- **Problem details**
Copy out everything in the listing from its first line down to the line containing "row-label: Jan 29 (13, 280, 82, 306)", both ends included, with every line unchanged.

┏━━

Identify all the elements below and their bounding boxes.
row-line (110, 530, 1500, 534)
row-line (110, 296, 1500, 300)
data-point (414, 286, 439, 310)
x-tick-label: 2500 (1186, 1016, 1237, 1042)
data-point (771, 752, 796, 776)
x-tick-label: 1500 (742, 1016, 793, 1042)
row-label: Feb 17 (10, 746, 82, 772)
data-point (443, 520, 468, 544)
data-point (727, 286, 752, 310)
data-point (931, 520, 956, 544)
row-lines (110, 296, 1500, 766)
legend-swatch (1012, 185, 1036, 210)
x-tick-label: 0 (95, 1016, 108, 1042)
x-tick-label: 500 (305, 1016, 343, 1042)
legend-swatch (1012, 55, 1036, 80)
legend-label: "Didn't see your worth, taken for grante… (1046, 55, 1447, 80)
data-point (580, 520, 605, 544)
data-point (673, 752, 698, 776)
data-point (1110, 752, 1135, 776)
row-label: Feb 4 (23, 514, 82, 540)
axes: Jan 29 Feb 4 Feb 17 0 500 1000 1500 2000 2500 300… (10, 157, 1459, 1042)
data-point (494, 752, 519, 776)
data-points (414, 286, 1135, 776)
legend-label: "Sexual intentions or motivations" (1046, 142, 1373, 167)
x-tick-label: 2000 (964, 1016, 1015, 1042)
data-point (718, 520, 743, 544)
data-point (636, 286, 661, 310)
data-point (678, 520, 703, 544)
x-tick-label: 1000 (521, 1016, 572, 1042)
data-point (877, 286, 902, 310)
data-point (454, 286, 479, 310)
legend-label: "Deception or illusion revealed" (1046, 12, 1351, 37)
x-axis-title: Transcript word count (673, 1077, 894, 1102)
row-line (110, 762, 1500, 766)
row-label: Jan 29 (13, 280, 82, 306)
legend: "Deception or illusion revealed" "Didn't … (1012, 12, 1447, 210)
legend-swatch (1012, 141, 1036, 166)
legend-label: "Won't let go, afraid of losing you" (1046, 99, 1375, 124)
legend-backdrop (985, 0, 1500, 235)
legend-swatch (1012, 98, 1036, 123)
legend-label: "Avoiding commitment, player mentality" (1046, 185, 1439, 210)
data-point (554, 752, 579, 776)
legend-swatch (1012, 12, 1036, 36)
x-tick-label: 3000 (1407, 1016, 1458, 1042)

┗━━

- **The completed task**
Identify all the elements below and their bounding boxes.
row-line (110, 530, 1500, 534)
row-line (110, 296, 1500, 300)
data-point (414, 286, 439, 310)
x-tick-label: 2500 (1186, 1016, 1237, 1042)
data-point (771, 752, 796, 776)
x-tick-label: 1500 (742, 1016, 793, 1042)
row-label: Feb 17 (10, 746, 82, 772)
data-point (443, 520, 468, 544)
data-point (727, 286, 752, 310)
data-point (931, 520, 956, 544)
row-lines (110, 296, 1500, 766)
legend-swatch (1012, 185, 1036, 210)
x-tick-label: 0 (95, 1016, 108, 1042)
x-tick-label: 500 (305, 1016, 343, 1042)
legend-swatch (1012, 55, 1036, 80)
legend-label: "Didn't see your worth, taken for grante… (1046, 55, 1447, 80)
data-point (580, 520, 605, 544)
data-point (673, 752, 698, 776)
data-point (1110, 752, 1135, 776)
row-label: Feb 4 (23, 514, 82, 540)
axes: Jan 29 Feb 4 Feb 17 0 500 1000 1500 2000 2500 300… (10, 157, 1459, 1042)
data-point (494, 752, 519, 776)
data-points (414, 286, 1135, 776)
legend-label: "Sexual intentions or motivations" (1046, 142, 1373, 167)
x-tick-label: 2000 (964, 1016, 1015, 1042)
data-point (718, 520, 743, 544)
data-point (636, 286, 661, 310)
data-point (678, 520, 703, 544)
x-tick-label: 1000 (521, 1016, 572, 1042)
data-point (877, 286, 902, 310)
data-point (454, 286, 479, 310)
legend-label: "Deception or illusion revealed" (1046, 12, 1351, 37)
x-axis-title: Transcript word count (673, 1077, 894, 1102)
row-line (110, 762, 1500, 766)
row-label: Jan 29 (13, 280, 82, 306)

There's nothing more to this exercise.